## Source extract
-=-=-

# Jetter Tec Thread or jetter 101



## OpenSights (Mar 23, 2015)

This forum is the only Plumbing forum I'm a member of, however in my research I've found many of you on other forums throughout the Wonderful Wide Web and have read 'till my eyes bleed. (Not so much as MCL or "Michigan Common Law", read one sentence of that and if you're not prepared you'll end up with a brain aneurysm!)

I've run three jetters. One trailer home made POS with a 1/2" hose and basic nozzles. The General cart JM-2900, which opened lines (that's all my employer at the time cared about)... and a few different electric jetters for kitchen sludge.

I'd like to start from scratch, pretend I know nothing, which is almost the case, and understand the fundamentals of jetters. GPM and PSI: the impact of each available combination.

Pressure drop per foot of hose, type of hose, GPM drop per foot, Warthog vs Root Ranger, the correct application for each nozzle, including 1 forward three back, ect.

Manufacture specs vs reality. Manufacture reliability. One thing I've heard about US jetters is problems with their remotes, but are great machines... as an example.

Dialing down pressure and flow? With a remote vs foot pedal or ball valve? Impact on the pump if you cut the flow off with a ball valve? Does it automatically cycle back to the tank protecting the pump?

Belt drive vs direct drive?

Winterization will be a big thing for me. Blow out the system or antifreeze? Or does it depend on the system/manufacture?

I'm hoping this thread will be about theory, statistics, and objective thoughts on what works for what, what advantages/disadvantages per manufacture.


----------



## Toli (Nov 7, 2015)

Here's a fluid flow calculator- http://www.gates.com/catalogs-and-resources/resources/repository/calculator/fluid-flow-calculator

I've never ran a root ranger so I can't comment on it. A lot of people love them. The warthog is a fairly decent nozzle in my opinion. I use it a lot. 

HP=(PSI x GPM) / 1100 is a formula that gets thrown around a lot for gas engine jetters. The 1100 number changes for electric or Diesel engines. I can't remember what they are. And things like elevation above sea level will mess that up as well. 

Using that formula you can look at jetter specs and see if they jive. Some have left me scratching my head. Some will overstate what they're machines can do- don't bank on a 120volt machine being very successful in 6". They're are manufacturers that claim they will.

-=-=-

## Data block

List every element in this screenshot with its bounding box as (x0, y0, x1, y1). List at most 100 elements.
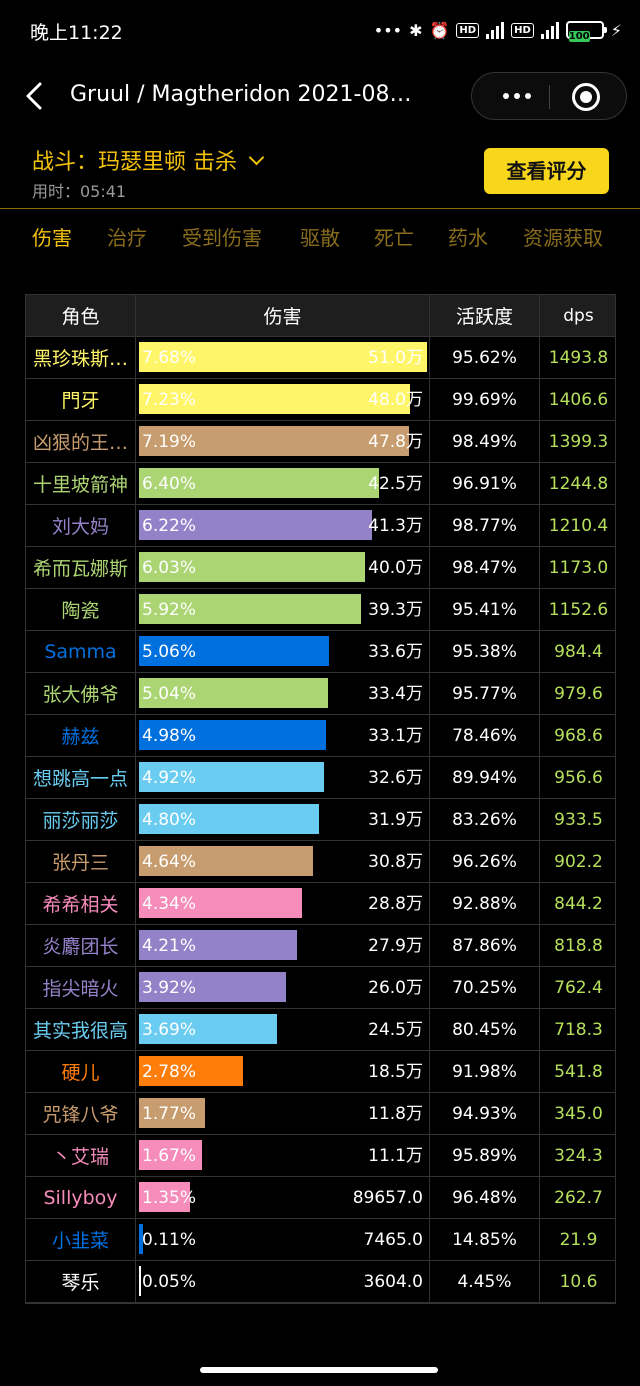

-=-=-

## Exercise set
A: In the jetter thread, recast the paragraph that begins "I've run three jetters." as a short list of the machines it names, with their main details.
B: Answer these from the jetter thread, one line each:
(i) What two winterization methods does the opening post ask about?
(ii) What horsepower formula for gas engine jetters does the reply give?
(iii) Which nozzle does the reply's author say they use a lot?
C: Carry on the jetter forum thread, picking up right after its final sentence.

## Per-task answers
A:
- A homemade trailer jetter with a 1/2" hose and basic nozzles
- The General cart JM-2900, which opened lines (all the employer of the time cared about)
- A few different electric jetters, used for kitchen sludge

B:
(i) Blowing out the system or using antifreeze.
(ii) HP=(PSI x GPM) / 1100.
(iii) The Warthog.

C:
Small machines with an unloader will cycle the water back to the tank or back through the pump if there's no tank when you shut it off. I ran a foot pedal on my old machine to keep my hands free and if something went wrong it's easy to stop it.

I always antifreeze. I rigged up a tank for my old machine and my new machine has an antifreeze system on it. It also has a spot to blow it out with compressed air. I prefer to antifreeze just to keep wet parts wet, but that's a personal preference thing and I don't know if it has any validity or not. 

Lots of good machines out there. Lots of junk, too. Or you could build your own. I don't have the patience or the knowledge to do that. I went with a mongoose for a few reasons- 1) good support system, 2) local, about 2.5 hours from here, 3) remote system 4) well built machine. I don't have much experience with other manufacturers to start a debate about which one's better. 

Good luck. I agonized over it for 6 months before I pulled the trigger.


----------



## OpenSights (Mar 23, 2015)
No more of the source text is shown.